Prompt: Check each line of the material below for the string "Smart", then report how many lines have it, and nothing else.

--- Start of Data entries ---

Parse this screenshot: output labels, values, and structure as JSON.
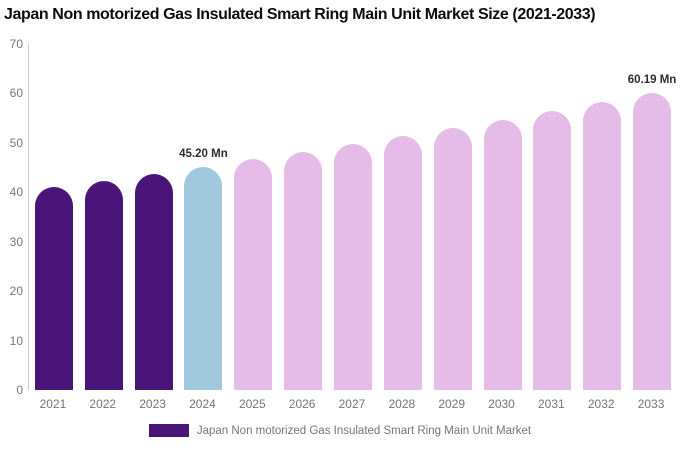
{
  "title": "Japan Non motorized Gas Insulated Smart Ring Main Unit Market Size (2021-2033)",
  "colors": {
    "historical_bar": "#4A1579",
    "current_bar": "#A0C9DD",
    "forecast_bar": "#E4BCE7",
    "axis_line": "#cccccc",
    "axis_text": "#757575",
    "label_text": "#2d2d2d",
    "title_text": "#0d0d0d"
  },
  "chart_data": {
    "type": "bar",
    "title": "Japan Non motorized Gas Insulated Smart Ring Main Unit Market Size (2021-2033)",
    "xlabel": "",
    "ylabel": "",
    "ylim": [
      0,
      70
    ],
    "yticks": [
      0,
      10,
      20,
      30,
      40,
      50,
      60,
      70
    ],
    "grid": false,
    "legend_position": "bottom",
    "categories": [
      "2021",
      "2022",
      "2023",
      "2024",
      "2025",
      "2026",
      "2027",
      "2028",
      "2029",
      "2030",
      "2031",
      "2032",
      "2033"
    ],
    "values": [
      41.0,
      42.3,
      43.7,
      45.2,
      46.66,
      48.17,
      49.73,
      51.33,
      52.99,
      54.7,
      56.47,
      58.3,
      60.19
    ],
    "point_labels": [
      "",
      "",
      "",
      "45.20 Mn",
      "",
      "",
      "",
      "",
      "",
      "",
      "",
      "",
      "60.19 Mn"
    ],
    "bar_colors": [
      "#4A1579",
      "#4A1579",
      "#4A1579",
      "#A0C9DD",
      "#E4BCE7",
      "#E4BCE7",
      "#E4BCE7",
      "#E4BCE7",
      "#E4BCE7",
      "#E4BCE7",
      "#E4BCE7",
      "#E4BCE7",
      "#E4BCE7"
    ],
    "legend": [
      {
        "label": "Japan Non motorized Gas Insulated Smart Ring Main Unit Market",
        "color": "#4A1579"
      }
    ]
  }
}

--- End of Data entries ---

In response: 3